**Your objective**
Print the data exactly as it is given, please.

**Records to process**
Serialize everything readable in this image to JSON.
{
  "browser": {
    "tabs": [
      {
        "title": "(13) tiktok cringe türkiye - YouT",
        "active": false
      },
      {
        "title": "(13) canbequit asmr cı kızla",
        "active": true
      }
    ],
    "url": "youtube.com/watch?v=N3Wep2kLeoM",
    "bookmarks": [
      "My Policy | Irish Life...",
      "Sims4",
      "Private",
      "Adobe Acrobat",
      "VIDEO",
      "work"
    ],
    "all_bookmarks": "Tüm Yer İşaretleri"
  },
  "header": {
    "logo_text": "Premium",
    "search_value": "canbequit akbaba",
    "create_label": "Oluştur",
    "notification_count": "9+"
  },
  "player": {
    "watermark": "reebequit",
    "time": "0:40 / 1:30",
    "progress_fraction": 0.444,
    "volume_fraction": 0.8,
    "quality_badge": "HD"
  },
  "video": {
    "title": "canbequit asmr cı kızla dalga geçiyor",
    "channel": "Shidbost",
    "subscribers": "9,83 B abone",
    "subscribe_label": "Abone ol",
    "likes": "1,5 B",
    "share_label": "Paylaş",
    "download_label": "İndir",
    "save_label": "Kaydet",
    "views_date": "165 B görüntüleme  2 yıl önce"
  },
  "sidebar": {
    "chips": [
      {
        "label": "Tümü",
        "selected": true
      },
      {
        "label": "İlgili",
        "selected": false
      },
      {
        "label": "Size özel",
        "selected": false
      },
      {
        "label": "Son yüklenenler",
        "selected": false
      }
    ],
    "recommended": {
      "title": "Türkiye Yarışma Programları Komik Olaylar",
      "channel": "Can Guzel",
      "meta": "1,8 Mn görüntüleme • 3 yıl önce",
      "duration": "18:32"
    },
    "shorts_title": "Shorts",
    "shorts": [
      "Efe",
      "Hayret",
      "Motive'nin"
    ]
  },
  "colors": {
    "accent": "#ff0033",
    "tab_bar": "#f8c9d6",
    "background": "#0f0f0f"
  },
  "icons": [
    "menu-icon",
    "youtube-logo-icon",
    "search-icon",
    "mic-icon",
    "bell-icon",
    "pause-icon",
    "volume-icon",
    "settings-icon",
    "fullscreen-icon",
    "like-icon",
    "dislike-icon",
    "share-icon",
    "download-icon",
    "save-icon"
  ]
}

**Correct answer**
Serialize everything readable in this image to JSON.
{
  "browser": {
    "tabs": [
      {
        "title": "(13) tiktok cringe türkiye - YouT",
        "active": false
      },
      {
        "title": "(13) canbequit asmr cı kızla",
        "active": true
      }
    ],
    "url": "youtube.com/watch?v=N3Wep2kLeoM",
    "bookmarks": [
      "My Policy | Irish Life...",
      "Sims4",
      "Private",
      "Adobe Acrobat",
      "VIDEO",
      "work"
    ],
    "all_bookmarks": "Tüm Yer İşaretleri"
  },
  "header": {
    "logo_text": "Premium",
    "search_value": "canbequit akbaba",
    "create_label": "Oluştur",
    "notification_count": "9+"
  },
  "player": {
    "watermark": "reebequit",
    "time": "0:40 / 1:30",
    "progress_fraction": 0.444,
    "volume_fraction": 0.8,
    "quality_badge": "HD"
  },
  "video": {
    "title": "canbequit asmr cı kızla dalga geçiyor",
    "channel": "Shidbost",
    "subscribers": "9,83 B abone",
    "subscribe_label": "Abone ol",
    "likes": "1,5 B",
    "share_label": "Paylaş",
    "download_label": "İndir",
    "save_label": "Kaydet",
    "views_date": "165 B görüntüleme  2 yıl önce"
  },
  "sidebar": {
    "chips": [
      {
        "label": "Tümü",
        "selected": true
      },
      {
        "label": "İlgili",
        "selected": false
      },
      {
        "label": "Size özel",
        "selected": false
      },
      {
        "label": "Son yüklenenler",
        "selected": false
      }
    ],
    "recommended": {
      "title": "Türkiye Yarışma Programları Komik Olaylar",
      "channel": "Can Guzel",
      "meta": "1,8 Mn görüntüleme • 3 yıl önce",
      "duration": "18:32"
    },
    "shorts_title": "Shorts",
    "shorts": [
      "Efe",
      "Hayret",
      "Motive'nin"
    ]
  },
  "colors": {
    "accent": "#ff0033",
    "tab_bar": "#f8c9d6",
    "background": "#0f0f0f"
  },
  "icons": [
    "menu-icon",
    "youtube-logo-icon",
    "search-icon",
    "mic-icon",
    "bell-icon",
    "pause-icon",
    "volume-icon",
    "settings-icon",
    "fullscreen-icon",
    "like-icon",
    "dislike-icon",
    "share-icon",
    "download-icon",
    "save-icon"
  ]
}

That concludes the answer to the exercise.